● **TASK TO COMPLETE**:
In the text on tribal business in the South, rewrite the part between "American gamblers are" and "are drawn to.", inclusive, changing "gamblers" to "players".

The History of Tribal Business in the South
One of the most “overlooked” features of the Southern states is how Native American history and culture have influenced modern-day life.
Native American tribes have been involved in and successful in business and commerce for a long time. Many people may not know this, but in the South, Native American-owned businesses are extremely common. Hotels, restaurants, shops: You name it, they do it. However, what Native American businesses in the U.S. are mainly known for are their entrepreneurial advancements in the gambling industry.
If you haven’t noticed by now, online slots and gambling websites are ripe with Native American tribal imagery. Take the slot machines at the casinos, various gambling website themes or gambling blogs. They all have at least some kind of a reference to tribal symbols like chefs, feathered hats, tomahawks and more. This is not a coincidence—gambling and Native Americans have a mutually beneficial relationship, as it’s one of the few industries tribes have extensively used to grow their involvement in business and generate more money for their communities and tribes.
American gamblers are fond of these tribal casinos, like the Coushatta Casino Resort, in Kinder, Louisiana, which is operated by the Chitimacha Tribe, as they offer a certain sense of aura about them. Upon examination, you’ll notice that in gambling, there’re a lot of recurring themes from ancient Egypt and Greece, and desert-themed games. Indian tribes are one of the many such themes that people are drawn to.
With the increased popularity and prevalence of online casinos, many Indian tribal-themed games started being made, and this has caused a certain level of frustration among the tribal gaming community. According to these communities, online casinos should not be allowed to make a profit from the games that are themed after them, as it’s part of their own sovereign land and culture. This is a fair point. However, foreign gaming websites, especially coming from Europe, were not very accustomed to how business was done in the U.S. concerning casinos, nor did they understand the level of respect that was being paid to local tribes.

● **DATA RECORDS**:
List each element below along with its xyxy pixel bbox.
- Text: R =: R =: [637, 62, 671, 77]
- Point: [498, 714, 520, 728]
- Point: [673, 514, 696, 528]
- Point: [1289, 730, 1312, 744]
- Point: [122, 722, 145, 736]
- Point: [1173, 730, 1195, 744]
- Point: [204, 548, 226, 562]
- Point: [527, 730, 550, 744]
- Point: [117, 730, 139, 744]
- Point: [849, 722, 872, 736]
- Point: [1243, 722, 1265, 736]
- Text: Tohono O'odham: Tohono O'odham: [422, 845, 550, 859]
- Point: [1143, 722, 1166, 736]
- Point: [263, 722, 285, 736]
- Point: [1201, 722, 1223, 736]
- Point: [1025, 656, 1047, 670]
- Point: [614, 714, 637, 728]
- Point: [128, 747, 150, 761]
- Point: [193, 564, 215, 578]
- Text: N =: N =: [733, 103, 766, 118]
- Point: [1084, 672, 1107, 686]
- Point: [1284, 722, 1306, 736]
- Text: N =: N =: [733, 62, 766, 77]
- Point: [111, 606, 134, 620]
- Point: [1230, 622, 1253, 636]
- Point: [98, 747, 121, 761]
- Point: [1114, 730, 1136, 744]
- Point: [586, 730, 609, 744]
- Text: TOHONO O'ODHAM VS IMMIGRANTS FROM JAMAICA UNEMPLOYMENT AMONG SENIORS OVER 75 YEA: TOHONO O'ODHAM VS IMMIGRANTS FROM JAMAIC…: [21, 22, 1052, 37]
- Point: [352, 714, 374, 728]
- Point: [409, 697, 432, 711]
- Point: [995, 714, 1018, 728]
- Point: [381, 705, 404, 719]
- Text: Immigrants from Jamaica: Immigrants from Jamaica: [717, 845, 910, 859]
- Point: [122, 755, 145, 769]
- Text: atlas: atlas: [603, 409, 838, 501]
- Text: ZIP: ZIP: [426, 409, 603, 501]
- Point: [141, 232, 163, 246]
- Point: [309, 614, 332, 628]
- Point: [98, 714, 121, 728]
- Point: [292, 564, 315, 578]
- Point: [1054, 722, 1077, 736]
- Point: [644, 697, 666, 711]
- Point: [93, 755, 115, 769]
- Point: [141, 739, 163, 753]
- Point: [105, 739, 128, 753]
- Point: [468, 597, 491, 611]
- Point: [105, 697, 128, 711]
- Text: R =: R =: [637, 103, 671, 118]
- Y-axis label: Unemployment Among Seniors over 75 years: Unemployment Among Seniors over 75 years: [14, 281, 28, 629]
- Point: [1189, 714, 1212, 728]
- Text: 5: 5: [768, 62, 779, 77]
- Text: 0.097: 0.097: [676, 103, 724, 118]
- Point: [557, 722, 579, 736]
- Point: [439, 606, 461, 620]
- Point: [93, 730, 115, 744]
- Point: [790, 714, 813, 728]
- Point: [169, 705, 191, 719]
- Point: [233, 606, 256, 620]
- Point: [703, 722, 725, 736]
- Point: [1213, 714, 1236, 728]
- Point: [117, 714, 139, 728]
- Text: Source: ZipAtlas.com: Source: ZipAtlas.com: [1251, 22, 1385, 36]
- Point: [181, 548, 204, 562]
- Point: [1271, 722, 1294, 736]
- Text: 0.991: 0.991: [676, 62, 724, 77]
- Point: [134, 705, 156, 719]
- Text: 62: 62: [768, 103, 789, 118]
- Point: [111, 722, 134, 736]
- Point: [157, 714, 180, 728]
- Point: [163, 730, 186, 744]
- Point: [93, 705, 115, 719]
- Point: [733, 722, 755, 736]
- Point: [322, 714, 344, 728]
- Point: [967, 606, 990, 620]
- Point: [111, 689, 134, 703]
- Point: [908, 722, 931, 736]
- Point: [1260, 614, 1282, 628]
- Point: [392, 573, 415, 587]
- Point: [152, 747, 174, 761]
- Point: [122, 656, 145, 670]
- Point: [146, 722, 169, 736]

● **RESULT BELOW**:
American players are fond of these tribal casinos, like the Coushatta Casino Resort, in Kinder, Louisiana, which is operated by the Chitimacha Tribe, as they offer a certain sense of aura about them. Upon examination, you’ll notice that in gambling, there’re a lot of recurring themes from ancient Egypt and Greece, and desert-themed games. Indian tribes are one of the many such themes that people are drawn to.